Collected data entries:
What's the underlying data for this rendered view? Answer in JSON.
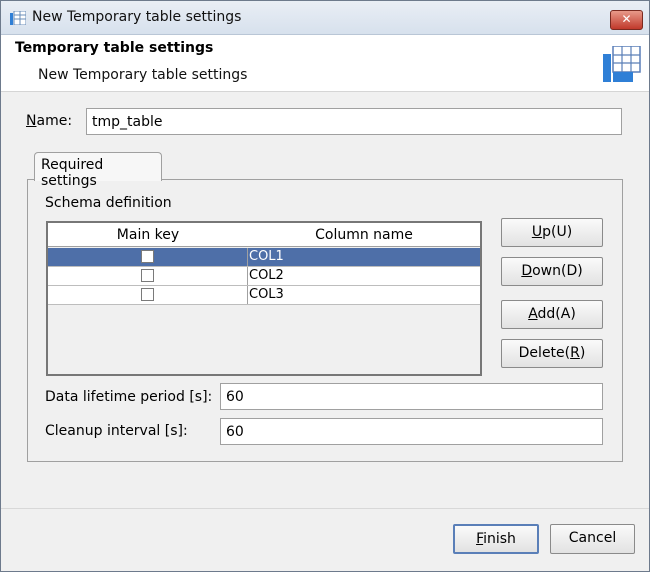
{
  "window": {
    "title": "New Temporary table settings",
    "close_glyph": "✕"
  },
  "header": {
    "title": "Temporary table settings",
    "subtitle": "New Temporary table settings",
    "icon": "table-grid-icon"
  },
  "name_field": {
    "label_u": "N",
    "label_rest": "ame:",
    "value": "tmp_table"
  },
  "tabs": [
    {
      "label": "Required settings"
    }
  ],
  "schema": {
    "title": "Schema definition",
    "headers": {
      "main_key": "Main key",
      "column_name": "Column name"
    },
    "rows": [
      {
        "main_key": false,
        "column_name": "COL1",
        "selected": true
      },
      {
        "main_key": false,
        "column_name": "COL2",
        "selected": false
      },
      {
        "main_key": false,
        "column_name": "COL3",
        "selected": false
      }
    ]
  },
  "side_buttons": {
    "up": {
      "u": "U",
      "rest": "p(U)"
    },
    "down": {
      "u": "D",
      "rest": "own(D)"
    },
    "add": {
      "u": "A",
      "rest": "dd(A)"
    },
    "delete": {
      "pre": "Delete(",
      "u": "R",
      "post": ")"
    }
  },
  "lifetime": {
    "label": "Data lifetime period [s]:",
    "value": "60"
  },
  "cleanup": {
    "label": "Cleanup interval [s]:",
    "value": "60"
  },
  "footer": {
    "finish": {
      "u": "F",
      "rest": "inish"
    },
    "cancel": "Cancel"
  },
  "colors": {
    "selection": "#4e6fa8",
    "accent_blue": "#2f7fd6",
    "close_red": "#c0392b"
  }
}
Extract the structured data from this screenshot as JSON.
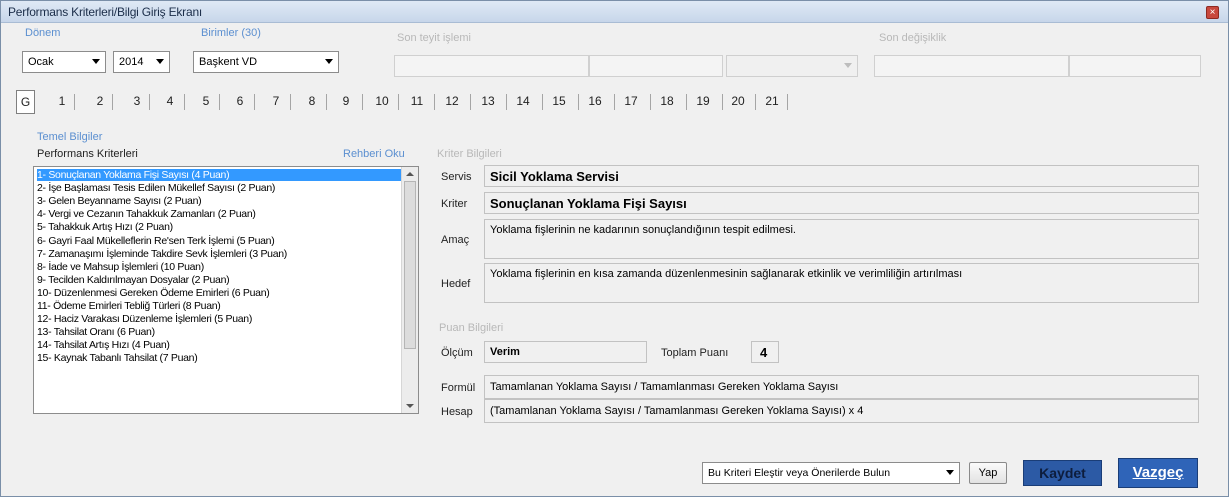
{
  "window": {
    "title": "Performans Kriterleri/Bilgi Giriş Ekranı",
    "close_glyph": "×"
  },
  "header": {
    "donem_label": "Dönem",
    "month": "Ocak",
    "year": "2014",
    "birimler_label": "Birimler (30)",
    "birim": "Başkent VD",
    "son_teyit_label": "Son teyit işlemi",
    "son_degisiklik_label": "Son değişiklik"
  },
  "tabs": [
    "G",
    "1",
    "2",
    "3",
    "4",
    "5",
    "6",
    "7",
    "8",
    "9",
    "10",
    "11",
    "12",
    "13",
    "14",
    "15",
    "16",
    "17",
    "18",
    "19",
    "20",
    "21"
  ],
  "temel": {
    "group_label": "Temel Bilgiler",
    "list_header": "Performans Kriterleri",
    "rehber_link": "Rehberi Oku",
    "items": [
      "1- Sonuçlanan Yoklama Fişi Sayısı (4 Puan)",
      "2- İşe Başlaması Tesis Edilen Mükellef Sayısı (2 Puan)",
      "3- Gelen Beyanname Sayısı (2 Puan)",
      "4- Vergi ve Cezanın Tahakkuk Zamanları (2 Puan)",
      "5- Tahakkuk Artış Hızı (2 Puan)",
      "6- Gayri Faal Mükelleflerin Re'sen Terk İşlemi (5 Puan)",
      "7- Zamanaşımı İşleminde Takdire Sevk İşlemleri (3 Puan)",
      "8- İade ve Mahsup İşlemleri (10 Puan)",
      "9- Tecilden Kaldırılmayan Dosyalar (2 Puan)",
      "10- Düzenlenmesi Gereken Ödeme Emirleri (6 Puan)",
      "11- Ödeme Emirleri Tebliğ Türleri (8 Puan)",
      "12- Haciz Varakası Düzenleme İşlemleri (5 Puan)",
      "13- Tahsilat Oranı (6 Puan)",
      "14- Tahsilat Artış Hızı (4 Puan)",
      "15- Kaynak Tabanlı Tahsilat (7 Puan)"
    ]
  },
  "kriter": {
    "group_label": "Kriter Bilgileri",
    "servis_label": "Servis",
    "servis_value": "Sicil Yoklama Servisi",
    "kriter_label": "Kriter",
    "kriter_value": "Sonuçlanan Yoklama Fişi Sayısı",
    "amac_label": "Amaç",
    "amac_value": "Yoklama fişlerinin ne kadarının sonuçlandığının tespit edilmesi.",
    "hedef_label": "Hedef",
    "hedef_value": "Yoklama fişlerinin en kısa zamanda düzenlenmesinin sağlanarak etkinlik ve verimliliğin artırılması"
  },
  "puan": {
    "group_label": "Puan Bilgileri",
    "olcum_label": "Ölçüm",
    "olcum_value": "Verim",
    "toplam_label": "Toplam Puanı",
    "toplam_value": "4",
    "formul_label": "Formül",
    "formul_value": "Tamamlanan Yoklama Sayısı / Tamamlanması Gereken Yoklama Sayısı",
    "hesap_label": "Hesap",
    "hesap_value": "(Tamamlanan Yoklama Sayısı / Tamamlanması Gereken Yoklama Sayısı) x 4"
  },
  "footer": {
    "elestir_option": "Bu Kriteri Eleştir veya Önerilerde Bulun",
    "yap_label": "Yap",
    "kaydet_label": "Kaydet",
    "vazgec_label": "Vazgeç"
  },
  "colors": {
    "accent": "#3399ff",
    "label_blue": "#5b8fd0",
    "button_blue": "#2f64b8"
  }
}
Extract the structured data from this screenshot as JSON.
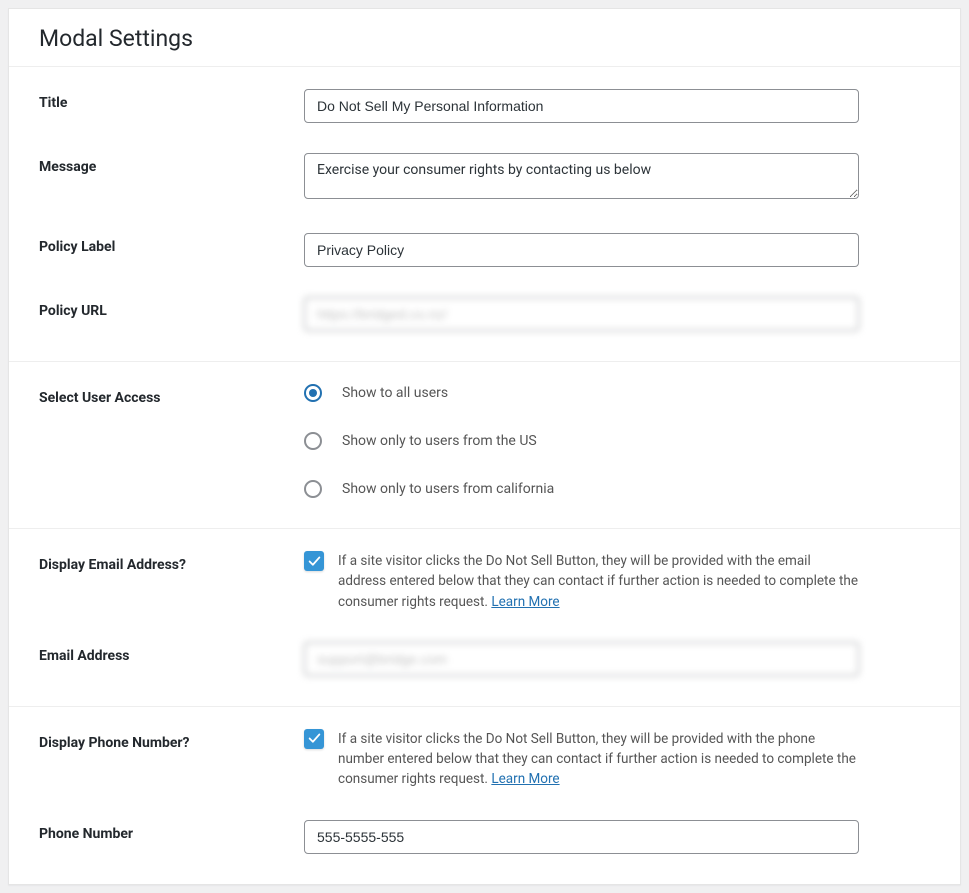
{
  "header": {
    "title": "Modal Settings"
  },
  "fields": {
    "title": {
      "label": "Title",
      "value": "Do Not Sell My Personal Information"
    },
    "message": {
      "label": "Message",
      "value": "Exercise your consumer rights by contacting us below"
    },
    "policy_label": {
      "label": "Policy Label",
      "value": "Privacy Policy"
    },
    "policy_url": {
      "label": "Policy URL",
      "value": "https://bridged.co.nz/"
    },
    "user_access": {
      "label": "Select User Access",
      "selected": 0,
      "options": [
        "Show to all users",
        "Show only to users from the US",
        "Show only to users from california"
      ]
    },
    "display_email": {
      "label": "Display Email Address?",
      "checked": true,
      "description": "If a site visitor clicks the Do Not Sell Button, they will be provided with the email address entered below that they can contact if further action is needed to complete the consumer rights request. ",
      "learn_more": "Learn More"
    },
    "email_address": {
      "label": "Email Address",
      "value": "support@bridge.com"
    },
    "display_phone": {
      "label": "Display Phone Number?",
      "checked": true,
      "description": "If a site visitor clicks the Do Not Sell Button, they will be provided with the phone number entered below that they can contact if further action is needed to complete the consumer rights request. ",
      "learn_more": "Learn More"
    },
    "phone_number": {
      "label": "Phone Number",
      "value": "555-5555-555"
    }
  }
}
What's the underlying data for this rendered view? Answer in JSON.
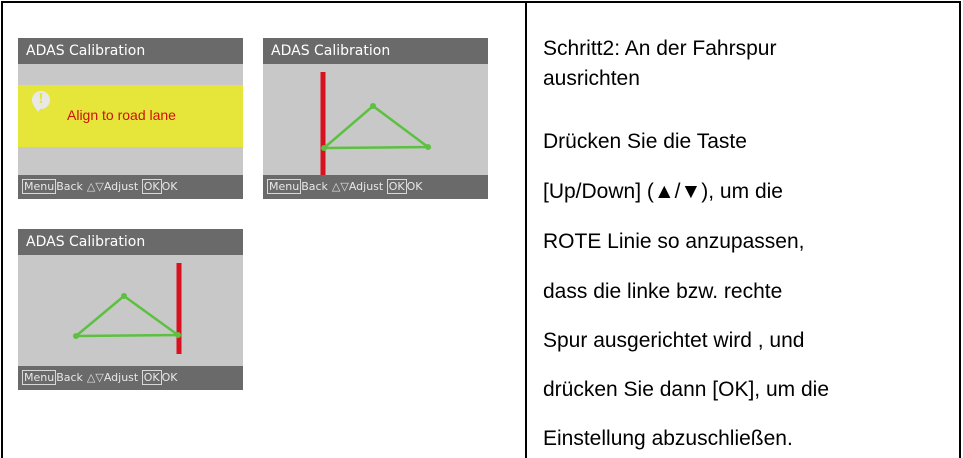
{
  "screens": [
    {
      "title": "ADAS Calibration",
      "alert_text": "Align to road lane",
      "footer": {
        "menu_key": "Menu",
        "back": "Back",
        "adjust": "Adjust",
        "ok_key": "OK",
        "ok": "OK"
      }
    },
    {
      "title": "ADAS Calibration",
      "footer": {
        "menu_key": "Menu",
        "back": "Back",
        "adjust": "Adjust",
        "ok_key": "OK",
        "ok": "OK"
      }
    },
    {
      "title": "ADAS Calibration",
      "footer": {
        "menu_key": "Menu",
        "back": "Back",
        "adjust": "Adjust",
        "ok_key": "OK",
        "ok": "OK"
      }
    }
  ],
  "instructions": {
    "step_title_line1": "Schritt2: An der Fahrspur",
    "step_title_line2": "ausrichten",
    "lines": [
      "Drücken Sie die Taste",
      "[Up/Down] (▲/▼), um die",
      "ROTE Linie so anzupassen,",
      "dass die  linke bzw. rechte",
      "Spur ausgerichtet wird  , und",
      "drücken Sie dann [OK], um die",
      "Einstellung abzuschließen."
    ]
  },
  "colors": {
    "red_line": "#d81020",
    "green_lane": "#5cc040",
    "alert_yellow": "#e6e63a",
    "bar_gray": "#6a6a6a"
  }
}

WHAT TO PRODUCE
Leave out the pictures and copy every record above exactly.

WRITTEN SOLUTION
What's the underlying data for this rendered view? Answer in JSON.
{
  "window": {
    "title": "New Temporary table settings",
    "close_glyph": "✕"
  },
  "header": {
    "title": "Temporary table settings",
    "subtitle": "New Temporary table settings",
    "icon": "table-grid-icon"
  },
  "name_field": {
    "label_u": "N",
    "label_rest": "ame:",
    "value": "tmp_table"
  },
  "tabs": [
    {
      "label": "Required settings"
    }
  ],
  "schema": {
    "title": "Schema definition",
    "headers": {
      "main_key": "Main key",
      "column_name": "Column name"
    },
    "rows": [
      {
        "main_key": false,
        "column_name": "COL1",
        "selected": true
      },
      {
        "main_key": false,
        "column_name": "COL2",
        "selected": false
      },
      {
        "main_key": false,
        "column_name": "COL3",
        "selected": false
      }
    ]
  },
  "side_buttons": {
    "up": {
      "u": "U",
      "rest": "p(U)"
    },
    "down": {
      "u": "D",
      "rest": "own(D)"
    },
    "add": {
      "u": "A",
      "rest": "dd(A)"
    },
    "delete": {
      "pre": "Delete(",
      "u": "R",
      "post": ")"
    }
  },
  "lifetime": {
    "label": "Data lifetime period [s]:",
    "value": "60"
  },
  "cleanup": {
    "label": "Cleanup interval [s]:",
    "value": "60"
  },
  "footer": {
    "finish": {
      "u": "F",
      "rest": "inish"
    },
    "cancel": "Cancel"
  },
  "colors": {
    "selection": "#4e6fa8",
    "accent_blue": "#2f7fd6",
    "close_red": "#c0392b"
  }
}
Extract the structured data from this screenshot as JSON.
{
  "window": {
    "title": "Performans Kriterleri/Bilgi Giriş Ekranı",
    "close_glyph": "×"
  },
  "header": {
    "donem_label": "Dönem",
    "month": "Ocak",
    "year": "2014",
    "birimler_label": "Birimler (30)",
    "birim": "Başkent VD",
    "son_teyit_label": "Son teyit işlemi",
    "son_degisiklik_label": "Son değişiklik"
  },
  "tabs": [
    "G",
    "1",
    "2",
    "3",
    "4",
    "5",
    "6",
    "7",
    "8",
    "9",
    "10",
    "11",
    "12",
    "13",
    "14",
    "15",
    "16",
    "17",
    "18",
    "19",
    "20",
    "21"
  ],
  "temel": {
    "group_label": "Temel Bilgiler",
    "list_header": "Performans Kriterleri",
    "rehber_link": "Rehberi Oku",
    "items": [
      "1- Sonuçlanan Yoklama Fişi Sayısı (4 Puan)",
      "2- İşe Başlaması Tesis Edilen Mükellef Sayısı (2 Puan)",
      "3- Gelen Beyanname Sayısı (2 Puan)",
      "4- Vergi ve Cezanın Tahakkuk Zamanları (2 Puan)",
      "5- Tahakkuk Artış Hızı (2 Puan)",
      "6- Gayri Faal Mükelleflerin Re'sen Terk İşlemi (5 Puan)",
      "7- Zamanaşımı İşleminde Takdire Sevk İşlemleri (3 Puan)",
      "8- İade ve Mahsup İşlemleri (10 Puan)",
      "9- Tecilden Kaldırılmayan Dosyalar (2 Puan)",
      "10- Düzenlenmesi Gereken Ödeme Emirleri (6 Puan)",
      "11- Ödeme Emirleri Tebliğ Türleri (8 Puan)",
      "12- Haciz Varakası Düzenleme İşlemleri (5 Puan)",
      "13- Tahsilat Oranı (6 Puan)",
      "14- Tahsilat Artış Hızı (4 Puan)",
      "15- Kaynak Tabanlı Tahsilat (7 Puan)"
    ]
  },
  "kriter": {
    "group_label": "Kriter Bilgileri",
    "servis_label": "Servis",
    "servis_value": "Sicil Yoklama Servisi",
    "kriter_label": "Kriter",
    "kriter_value": "Sonuçlanan Yoklama Fişi Sayısı",
    "amac_label": "Amaç",
    "amac_value": "Yoklama fişlerinin ne kadarının sonuçlandığının tespit edilmesi.",
    "hedef_label": "Hedef",
    "hedef_value": "Yoklama fişlerinin en kısa zamanda düzenlenmesinin sağlanarak etkinlik ve verimliliğin artırılması"
  },
  "puan": {
    "group_label": "Puan Bilgileri",
    "olcum_label": "Ölçüm",
    "olcum_value": "Verim",
    "toplam_label": "Toplam Puanı",
    "toplam_value": "4",
    "formul_label": "Formül",
    "formul_value": "Tamamlanan Yoklama Sayısı / Tamamlanması Gereken Yoklama Sayısı",
    "hesap_label": "Hesap",
    "hesap_value": "(Tamamlanan Yoklama Sayısı / Tamamlanması Gereken Yoklama Sayısı) x 4"
  },
  "footer": {
    "elestir_option": "Bu Kriteri Eleştir veya Önerilerde Bulun",
    "yap_label": "Yap",
    "kaydet_label": "Kaydet",
    "vazgec_label": "Vazgeç"
  },
  "colors": {
    "accent": "#3399ff",
    "label_blue": "#5b8fd0",
    "button_blue": "#2f64b8"
  }
}
Extract the structured data from this screenshot as JSON.
{
  "header": {
    "title": "Modal Settings"
  },
  "fields": {
    "title": {
      "label": "Title",
      "value": "Do Not Sell My Personal Information"
    },
    "message": {
      "label": "Message",
      "value": "Exercise your consumer rights by contacting us below"
    },
    "policy_label": {
      "label": "Policy Label",
      "value": "Privacy Policy"
    },
    "policy_url": {
      "label": "Policy URL",
      "value": "https://bridged.co.nz/"
    },
    "user_access": {
      "label": "Select User Access",
      "selected": 0,
      "options": [
        "Show to all users",
        "Show only to users from the US",
        "Show only to users from california"
      ]
    },
    "display_email": {
      "label": "Display Email Address?",
      "checked": true,
      "description": "If a site visitor clicks the Do Not Sell Button, they will be provided with the email address entered below that they can contact if further action is needed to complete the consumer rights request. ",
      "learn_more": "Learn More"
    },
    "email_address": {
      "label": "Email Address",
      "value": "support@bridge.com"
    },
    "display_phone": {
      "label": "Display Phone Number?",
      "checked": true,
      "description": "If a site visitor clicks the Do Not Sell Button, they will be provided with the phone number entered below that they can contact if further action is needed to complete the consumer rights request. ",
      "learn_more": "Learn More"
    },
    "phone_number": {
      "label": "Phone Number",
      "value": "555-5555-555"
    }
  }
}
What's the underlying data for this rendered view? Answer in JSON.
{
  "screens": [
    {
      "title": "ADAS Calibration",
      "alert_text": "Align to road lane",
      "footer": {
        "menu_key": "Menu",
        "back": "Back",
        "adjust": "Adjust",
        "ok_key": "OK",
        "ok": "OK"
      }
    },
    {
      "title": "ADAS Calibration",
      "footer": {
        "menu_key": "Menu",
        "back": "Back",
        "adjust": "Adjust",
        "ok_key": "OK",
        "ok": "OK"
      }
    },
    {
      "title": "ADAS Calibration",
      "footer": {
        "menu_key": "Menu",
        "back": "Back",
        "adjust": "Adjust",
        "ok_key": "OK",
        "ok": "OK"
      }
    }
  ],
  "instructions": {
    "step_title_line1": "Schritt2: An der Fahrspur",
    "step_title_line2": "ausrichten",
    "lines": [
      "Drücken Sie die Taste",
      "[Up/Down] (▲/▼), um die",
      "ROTE Linie so anzupassen,",
      "dass die  linke bzw. rechte",
      "Spur ausgerichtet wird  , und",
      "drücken Sie dann [OK], um die",
      "Einstellung abzuschließen."
    ]
  },
  "colors": {
    "red_line": "#d81020",
    "green_lane": "#5cc040",
    "alert_yellow": "#e6e63a",
    "bar_gray": "#6a6a6a"
  }
}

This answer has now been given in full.